**YOUR TASK:** Gather all lines containing the string "region" and copy them out.
---------- TASK MATERIAL ----------
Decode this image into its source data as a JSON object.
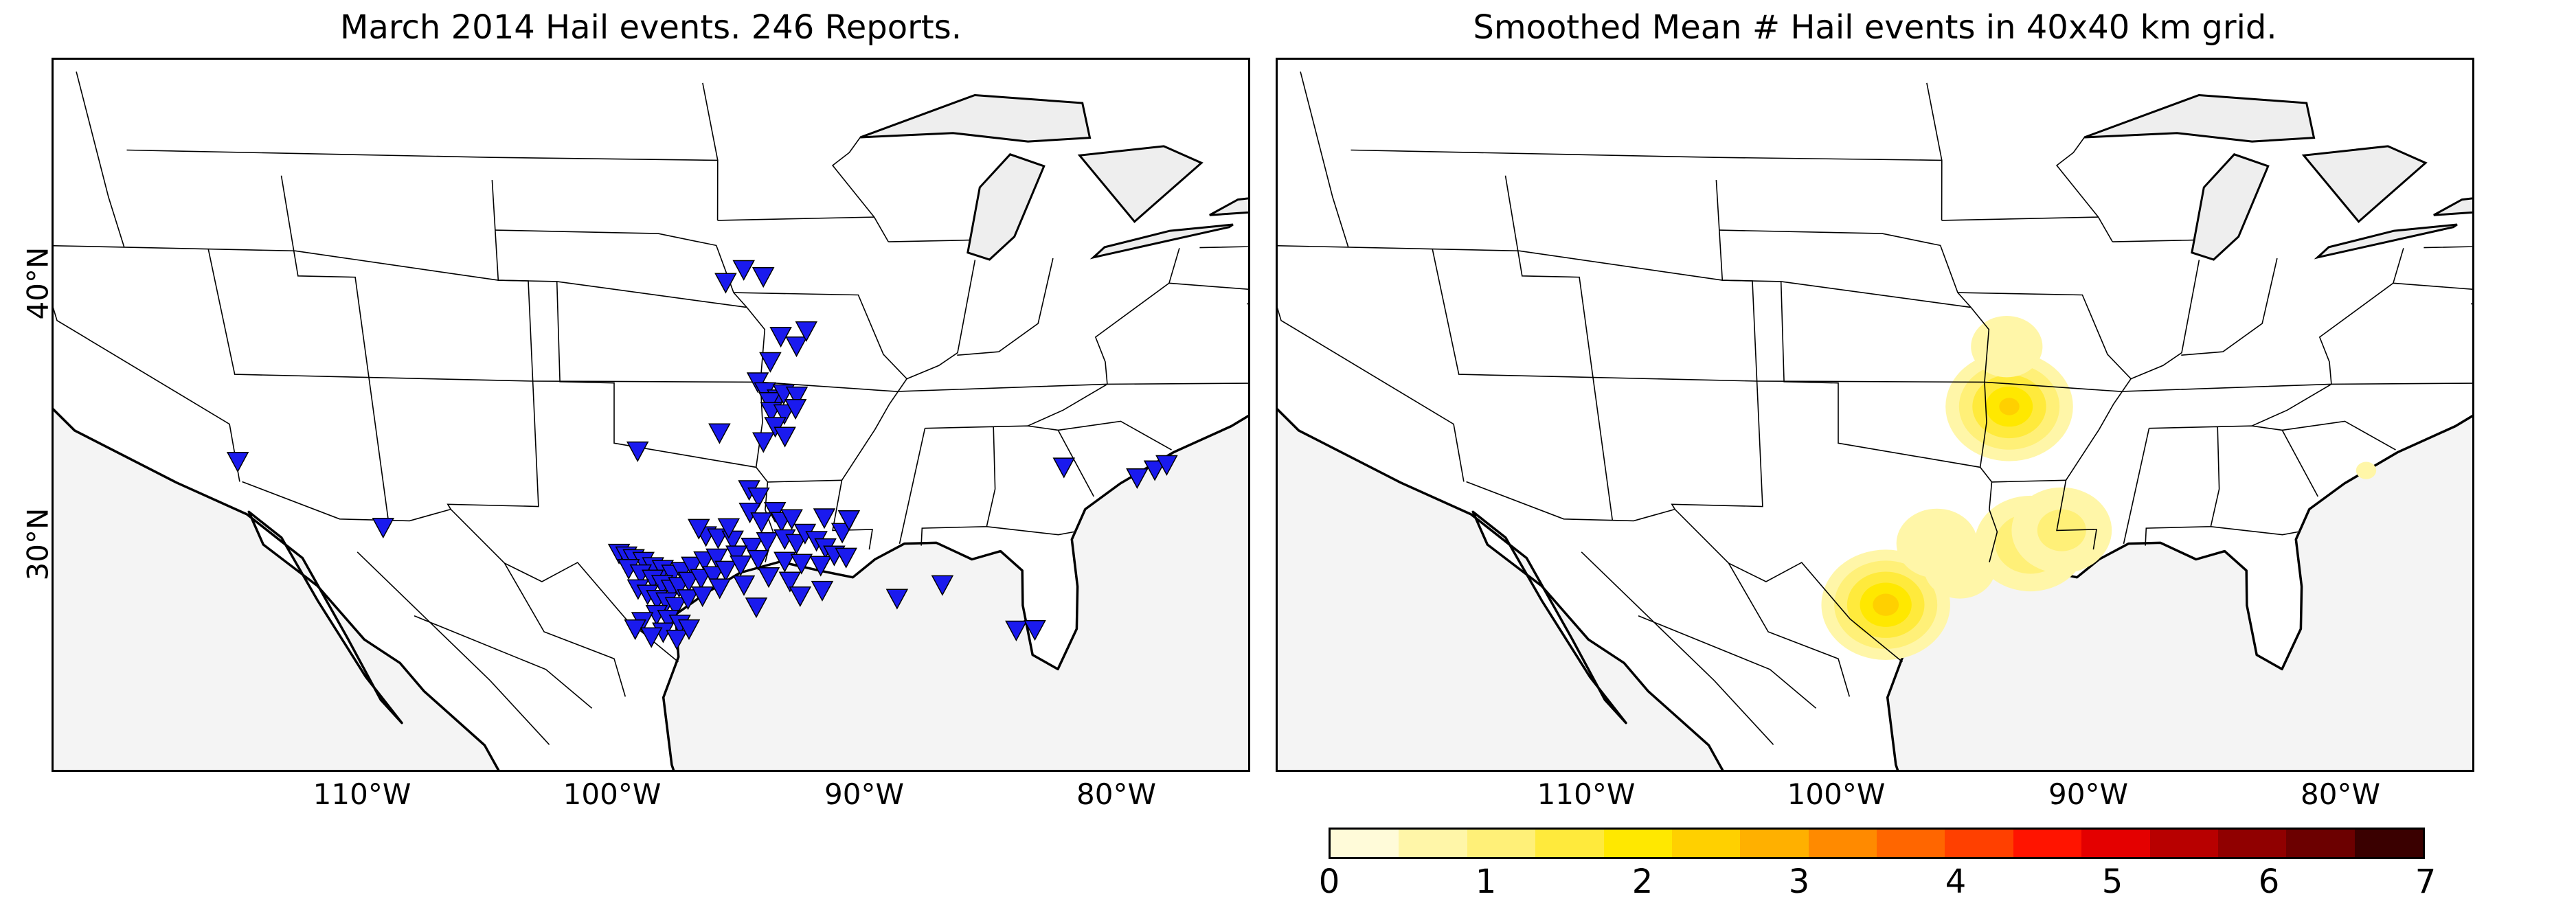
{
  "titles": {
    "left": "March 2014 Hail events. 246 Reports.",
    "right": "Smoothed Mean # Hail events in 40x40 km grid."
  },
  "axes": {
    "lon_labels": [
      "110°W",
      "100°W",
      "90°W",
      "80°W"
    ],
    "lat_labels": [
      "40°N",
      "30°N"
    ]
  },
  "colors": {
    "ocean": "#f4f4f4",
    "land": "#ffffff",
    "marker_fill": "#1a1aee",
    "marker_edge": "#000000",
    "coast": "#000000"
  },
  "colorbar": {
    "ticks": [
      "0",
      "1",
      "2",
      "3",
      "4",
      "5",
      "6",
      "7"
    ],
    "colors": [
      "#fffbd9",
      "#fff6a8",
      "#fff078",
      "#ffea3c",
      "#ffe800",
      "#ffd000",
      "#ffb000",
      "#ff8a00",
      "#ff6600",
      "#ff4000",
      "#ff1400",
      "#e40000",
      "#b80000",
      "#900000",
      "#6c0000",
      "#3a0000"
    ]
  },
  "hail_reports": {
    "count": 246,
    "marker_symbol": "inverted-triangle",
    "locations_lonlat": [
      [
        -114.6,
        33.5
      ],
      [
        -109.3,
        31.0
      ],
      [
        -96.1,
        41.0
      ],
      [
        -95.5,
        41.5
      ],
      [
        -94.8,
        41.2
      ],
      [
        -94.0,
        38.8
      ],
      [
        -93.4,
        38.4
      ],
      [
        -93.1,
        39.0
      ],
      [
        -94.3,
        37.8
      ],
      [
        -94.7,
        37.0
      ],
      [
        -94.4,
        36.6
      ],
      [
        -93.9,
        36.3
      ],
      [
        -94.2,
        36.2
      ],
      [
        -93.7,
        36.5
      ],
      [
        -93.2,
        36.4
      ],
      [
        -94.1,
        35.8
      ],
      [
        -93.6,
        35.7
      ],
      [
        -93.2,
        35.9
      ],
      [
        -93.9,
        35.2
      ],
      [
        -94.3,
        34.6
      ],
      [
        -93.5,
        34.8
      ],
      [
        -96.0,
        35.0
      ],
      [
        -99.1,
        34.3
      ],
      [
        -94.7,
        32.7
      ],
      [
        -94.3,
        32.4
      ],
      [
        -94.6,
        31.8
      ],
      [
        -93.6,
        31.8
      ],
      [
        -93.3,
        31.4
      ],
      [
        -96.3,
        30.9
      ],
      [
        -95.8,
        30.8
      ],
      [
        -95.2,
        30.7
      ],
      [
        -94.4,
        30.4
      ],
      [
        -93.8,
        30.6
      ],
      [
        -93.1,
        30.7
      ],
      [
        -92.6,
        30.5
      ],
      [
        -92.3,
        30.9
      ],
      [
        -91.8,
        30.6
      ],
      [
        -91.4,
        30.3
      ],
      [
        -90.8,
        30.9
      ],
      [
        -90.6,
        31.4
      ],
      [
        -91.6,
        31.5
      ],
      [
        -92.9,
        31.5
      ],
      [
        -94.1,
        31.4
      ],
      [
        -95.4,
        31.2
      ],
      [
        -96.6,
        31.2
      ],
      [
        -95.0,
        30.1
      ],
      [
        -94.1,
        29.9
      ],
      [
        -93.0,
        29.8
      ],
      [
        -92.3,
        29.7
      ],
      [
        -91.5,
        29.6
      ],
      [
        -91.0,
        30.0
      ],
      [
        -90.5,
        29.9
      ],
      [
        -99.8,
        30.2
      ],
      [
        -99.5,
        30.1
      ],
      [
        -99.2,
        30.0
      ],
      [
        -98.8,
        29.9
      ],
      [
        -98.4,
        29.7
      ],
      [
        -98.0,
        29.6
      ],
      [
        -97.6,
        29.4
      ],
      [
        -97.2,
        29.5
      ],
      [
        -96.8,
        29.7
      ],
      [
        -96.3,
        29.9
      ],
      [
        -95.8,
        30.0
      ],
      [
        -99.4,
        29.6
      ],
      [
        -98.9,
        29.4
      ],
      [
        -98.4,
        29.2
      ],
      [
        -98.0,
        29.0
      ],
      [
        -97.6,
        28.8
      ],
      [
        -97.3,
        28.9
      ],
      [
        -96.9,
        29.1
      ],
      [
        -96.4,
        29.2
      ],
      [
        -95.9,
        29.3
      ],
      [
        -95.4,
        29.5
      ],
      [
        -94.8,
        29.7
      ],
      [
        -99.0,
        28.8
      ],
      [
        -98.6,
        28.6
      ],
      [
        -98.2,
        28.4
      ],
      [
        -97.8,
        28.3
      ],
      [
        -97.4,
        28.1
      ],
      [
        -96.9,
        28.4
      ],
      [
        -96.3,
        28.5
      ],
      [
        -95.6,
        28.8
      ],
      [
        -94.6,
        28.9
      ],
      [
        -93.6,
        29.2
      ],
      [
        -92.7,
        29.0
      ],
      [
        -98.2,
        27.8
      ],
      [
        -97.7,
        27.6
      ],
      [
        -97.2,
        27.4
      ],
      [
        -98.8,
        27.5
      ],
      [
        -99.1,
        27.2
      ],
      [
        -97.9,
        27.1
      ],
      [
        -97.3,
        26.8
      ],
      [
        -96.8,
        27.2
      ],
      [
        -98.4,
        26.9
      ],
      [
        -94.0,
        28.0
      ],
      [
        -92.2,
        28.4
      ],
      [
        -91.3,
        28.6
      ],
      [
        -88.1,
        28.2
      ],
      [
        -86.3,
        28.7
      ],
      [
        -82.7,
        26.8
      ],
      [
        -81.9,
        26.8
      ],
      [
        -82.5,
        33.3
      ],
      [
        -79.5,
        32.8
      ],
      [
        -78.9,
        33.1
      ],
      [
        -78.5,
        33.3
      ]
    ]
  },
  "smoothed_field": {
    "units": "mean # hail events per 40x40 km grid cell",
    "blobs": [
      {
        "center_lonlat": [
          -93.6,
          36.0
        ],
        "peak": 2.3
      },
      {
        "center_lonlat": [
          -93.9,
          38.4
        ],
        "peak": 0.8
      },
      {
        "center_lonlat": [
          -92.2,
          30.5
        ],
        "peak": 1.5
      },
      {
        "center_lonlat": [
          -91.0,
          31.0
        ],
        "peak": 1.2
      },
      {
        "center_lonlat": [
          -98.0,
          28.2
        ],
        "peak": 2.4
      },
      {
        "center_lonlat": [
          -96.0,
          30.6
        ],
        "peak": 0.9
      },
      {
        "center_lonlat": [
          -95.0,
          29.6
        ],
        "peak": 0.8
      },
      {
        "center_lonlat": [
          -93.5,
          41.4
        ],
        "peak": 0.4
      },
      {
        "center_lonlat": [
          -79.4,
          33.1
        ],
        "peak": 0.5
      },
      {
        "center_lonlat": [
          -109.2,
          31.0
        ],
        "peak": 0.3
      },
      {
        "center_lonlat": [
          -114.6,
          33.5
        ],
        "peak": 0.2
      }
    ]
  }
}
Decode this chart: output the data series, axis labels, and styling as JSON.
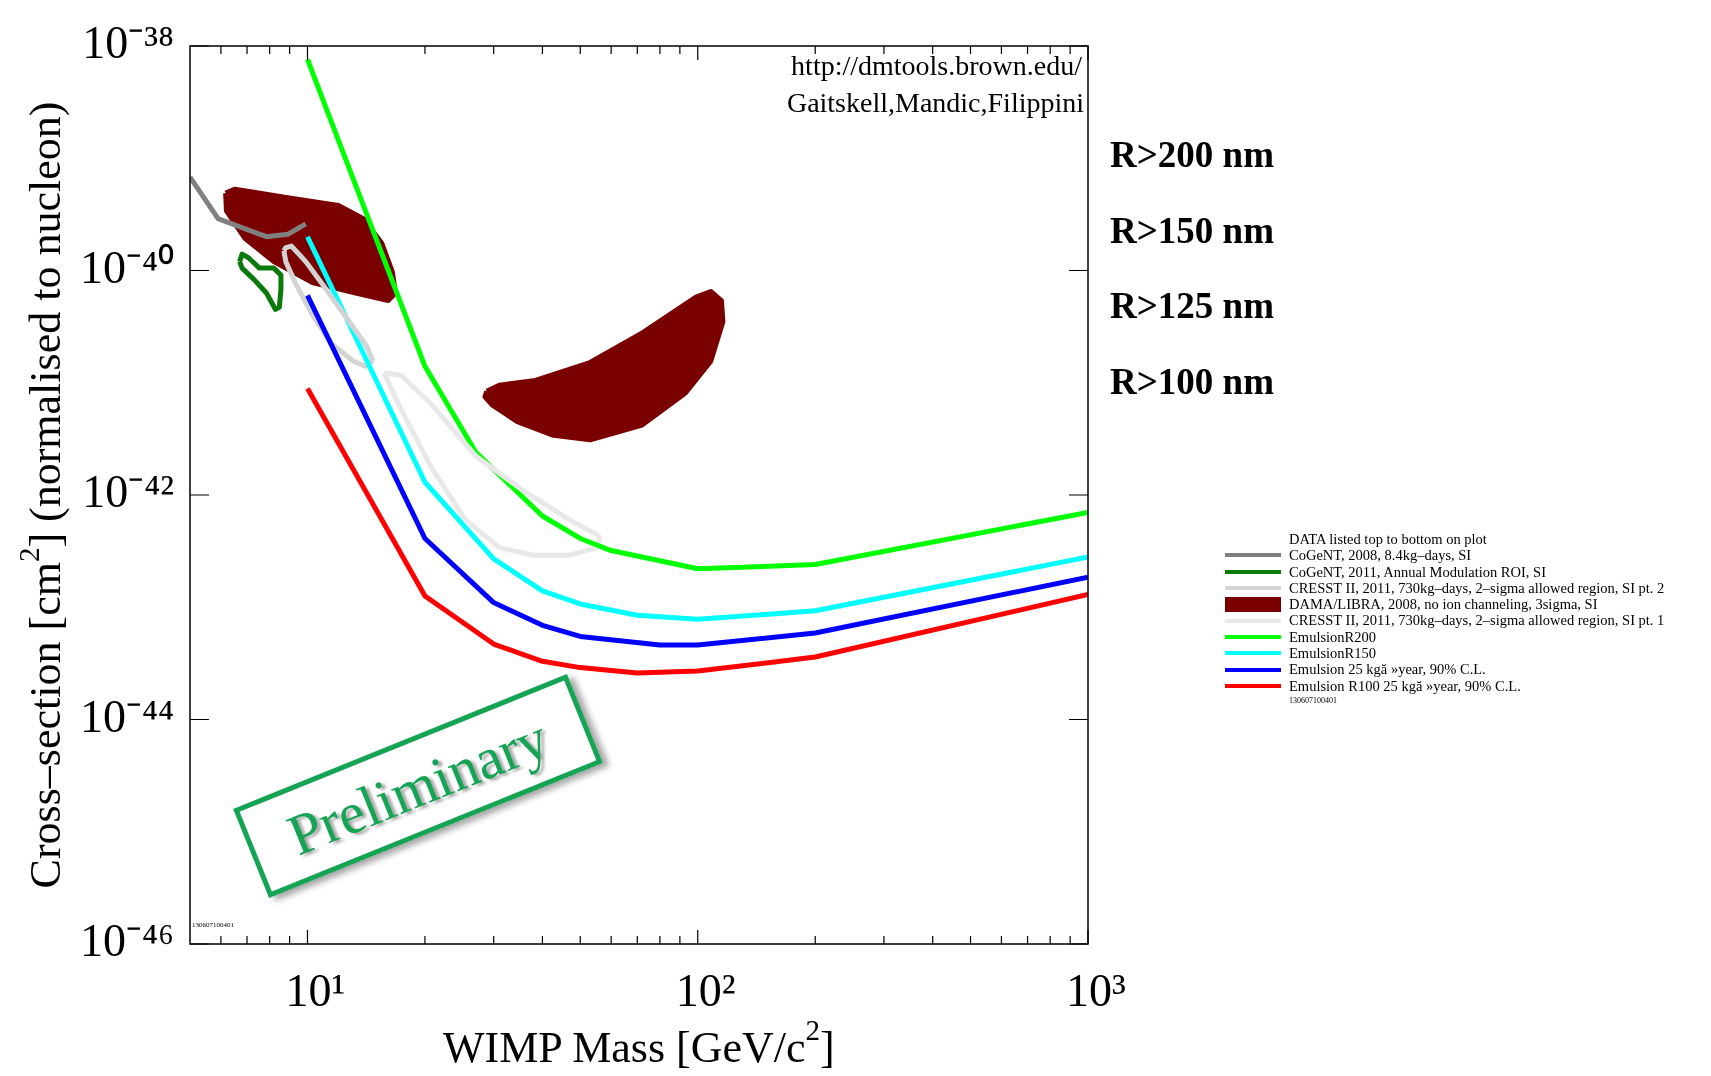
{
  "chart_data": {
    "type": "line",
    "xlabel": "WIMP Mass [GeV/c$^{2}$]",
    "ylabel": "Cross–section [cm$^{2}$] (normalised to nucleon)",
    "legend_title": "DATA listed top to bottom on plot",
    "log": "xy",
    "legend": "right",
    "marker": "none",
    "line_style": "solid",
    "xlim": [
      5,
      1000
    ],
    "ylim": [
      1e-46,
      1e-38
    ],
    "xticks": [
      {
        "value": 6,
        "label": null
      },
      {
        "value": 7,
        "label": null
      },
      {
        "value": 8,
        "label": null
      },
      {
        "value": 9,
        "label": null
      },
      {
        "value": 10,
        "label": "10¹"
      },
      {
        "value": 20,
        "label": null
      },
      {
        "value": 30,
        "label": null
      },
      {
        "value": 40,
        "label": null
      },
      {
        "value": 50,
        "label": null
      },
      {
        "value": 60,
        "label": null
      },
      {
        "value": 70,
        "label": null
      },
      {
        "value": 80,
        "label": null
      },
      {
        "value": 90,
        "label": null
      },
      {
        "value": 100,
        "label": "10²"
      },
      {
        "value": 200,
        "label": null
      },
      {
        "value": 300,
        "label": null
      },
      {
        "value": 400,
        "label": null
      },
      {
        "value": 500,
        "label": null
      },
      {
        "value": 600,
        "label": null
      },
      {
        "value": 700,
        "label": null
      },
      {
        "value": 800,
        "label": null
      },
      {
        "value": 900,
        "label": null
      },
      {
        "value": 1000,
        "label": "10³"
      }
    ],
    "yticks": [
      {
        "value": 1e-46,
        "label": "10⁻⁴⁶"
      },
      {
        "value": 1e-44,
        "label": "10⁻⁴⁴"
      },
      {
        "value": 1e-42,
        "label": "10⁻⁴²"
      },
      {
        "value": 1e-40,
        "label": "10⁻⁴⁰"
      },
      {
        "value": 1e-38,
        "label": "10⁻³⁸"
      }
    ],
    "series": [
      {
        "name": "CoGeNT, 2008, 8.4kg–days, SI",
        "color": "#808080",
        "x": [
          5.0,
          5.9,
          7.85,
          8.9,
          9.9
        ],
        "values": [
          6.8e-40,
          2.9e-40,
          2e-40,
          2.1e-40,
          2.6e-40
        ]
      },
      {
        "name": "CoGeNT, 2011, Annual Modulation ROI, SI",
        "color": "#0a7a0a",
        "x": [
          6.7,
          6.8,
          7.06,
          7.53,
          8.2,
          8.55,
          8.55,
          null,
          6.7,
          6.8,
          7.3,
          7.85,
          8.28,
          8.47,
          8.55
        ],
        "values": [
          1.2e-40,
          1.4e-40,
          1.3e-40,
          1.05e-40,
          1.05e-40,
          9.1e-41,
          6.8e-41,
          null,
          1.2e-40,
          1.05e-40,
          8.3e-41,
          6.3e-41,
          4.5e-41,
          4.7e-41,
          6.8e-41
        ]
      },
      {
        "name": "CRESST II, 2011, 730kg–days, 2–sigma allowed region, SI pt. 2",
        "color": "#d3d3d3",
        "x": [
          8.7,
          8.8,
          9.1,
          9.9,
          11.2,
          12.8,
          14.2,
          14.7
        ],
        "values": [
          1.5e-40,
          1.6e-40,
          1.65e-40,
          1.2e-40,
          6.7e-41,
          3.5e-41,
          2.1e-41,
          1.56e-41
        ]
      },
      {
        "name": "DAMA/LIBRA, 2008, no ion channeling, 3sigma, SI",
        "type": "area",
        "color": "#7a0000",
        "x": [
          6.17,
          6.5,
          8.73,
          12.0,
          13.9,
          15.5,
          16.5,
          16.8,
          16.1,
          13.3,
          10.3,
          8.2,
          6.9,
          6.2,
          6.17
        ],
        "values": [
          4.9e-40,
          5.3e-40,
          4.5e-40,
          3.8e-40,
          2.9e-40,
          1.75e-40,
          9.7e-41,
          6.3e-41,
          5.4e-41,
          6.3e-41,
          7.8e-41,
          1.2e-40,
          1.95e-40,
          3.4e-40,
          4.9e-40
        ]
      },
      {
        "name": "CRESST II, 2011, 730kg–days, 2–sigma allowed region, SI pt. 1",
        "color": "#e8e8e8",
        "x": [
          15.7,
          17.4,
          20.7,
          27.1,
          35.6,
          46.6,
          56.2
        ],
        "values": [
          1.23e-41,
          1.16e-41,
          6.5e-42,
          2.2e-42,
          1.1e-42,
          6.1e-43,
          4.3e-43
        ]
      },
      {
        "name": "EmulsionR200",
        "color": "#00ff00",
        "x": [
          10,
          20,
          27,
          40,
          50,
          60,
          100,
          200,
          1000
        ],
        "values": [
          7.6e-39,
          1.4e-41,
          2.4e-42,
          6.5e-43,
          4.1e-43,
          3.2e-43,
          2.2e-43,
          2.4e-43,
          7e-43
        ]
      },
      {
        "name": "EmulsionR150",
        "color": "#00ffff",
        "x": [
          10,
          20,
          30,
          40,
          50,
          70,
          100,
          200,
          1000
        ],
        "values": [
          2e-40,
          1.3e-42,
          2.7e-43,
          1.4e-43,
          1.07e-43,
          8.5e-44,
          7.8e-44,
          9.3e-44,
          2.8e-43
        ]
      },
      {
        "name": "Emulsion 25 kgă »year, 90% C.L.",
        "color": "#0000ff",
        "x": [
          10,
          20,
          30,
          40,
          50,
          80,
          100,
          200,
          1000
        ],
        "values": [
          6e-41,
          4.1e-43,
          1.1e-43,
          6.9e-44,
          5.5e-44,
          4.6e-44,
          4.6e-44,
          5.9e-44,
          1.85e-43
        ]
      },
      {
        "name": "Emulsion R100 25 kgă »year, 90% C.L.",
        "color": "#ff0000",
        "x": [
          10,
          20,
          30,
          40,
          50,
          70,
          100,
          200,
          1000
        ],
        "values": [
          8.9e-42,
          1.26e-43,
          4.7e-44,
          3.3e-44,
          2.9e-44,
          2.6e-44,
          2.7e-44,
          3.6e-44,
          1.3e-43
        ]
      },
      {
        "color": "#d3d3d3",
        "x": [
          8.7,
          8.8,
          9.3,
          10.3,
          11.5,
          13.1,
          14.1,
          14.7
        ],
        "values": [
          1.5e-40,
          1.2e-40,
          7.8e-41,
          4e-41,
          2.25e-41,
          1.56e-41,
          1.4e-41,
          1.56e-41
        ]
      },
      {
        "color": "#e8e8e8",
        "x": [
          15.7,
          17.4,
          20.7,
          25.3,
          31.0,
          38.0,
          46.6,
          55.3,
          56.2
        ],
        "values": [
          1.23e-41,
          5.7e-42,
          1.8e-42,
          6.1e-43,
          3.4e-43,
          2.9e-43,
          2.9e-43,
          3.4e-43,
          4.3e-43
        ]
      },
      {
        "type": "area",
        "color": "#7a0000",
        "x": [
          28.8,
          31,
          38.4,
          52.7,
          72.3,
          99,
          108,
          115,
          116,
          108,
          93,
          72,
          53,
          42.7,
          34.5,
          29.8,
          28.5,
          28.8
        ],
        "values": [
          8.4e-42,
          9.5e-42,
          1.05e-41,
          1.5e-41,
          2.8e-41,
          5.8e-41,
          6.5e-41,
          5.4e-41,
          3.5e-41,
          1.56e-41,
          8.1e-42,
          4.2e-42,
          3.1e-42,
          3.4e-42,
          4.5e-42,
          6.3e-42,
          7.5e-42,
          8.4e-42
        ]
      }
    ],
    "annotations": [
      "http://dmtools.brown.edu/",
      "Gaitskell,Mandic,Filippini",
      "R>200 nm",
      "R>150 nm",
      "R>125 nm",
      "R>100 nm",
      "Preliminary",
      "130607100401",
      "130607100401"
    ]
  }
}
----------
**REPLY TO THE TASK:**
        "name": "CRESST II, 2011, 730kg–days, 2–sigma allowed region, SI pt. 2",
        "name": "CRESST II, 2011, 730kg–days, 2–sigma allowed region, SI pt. 1",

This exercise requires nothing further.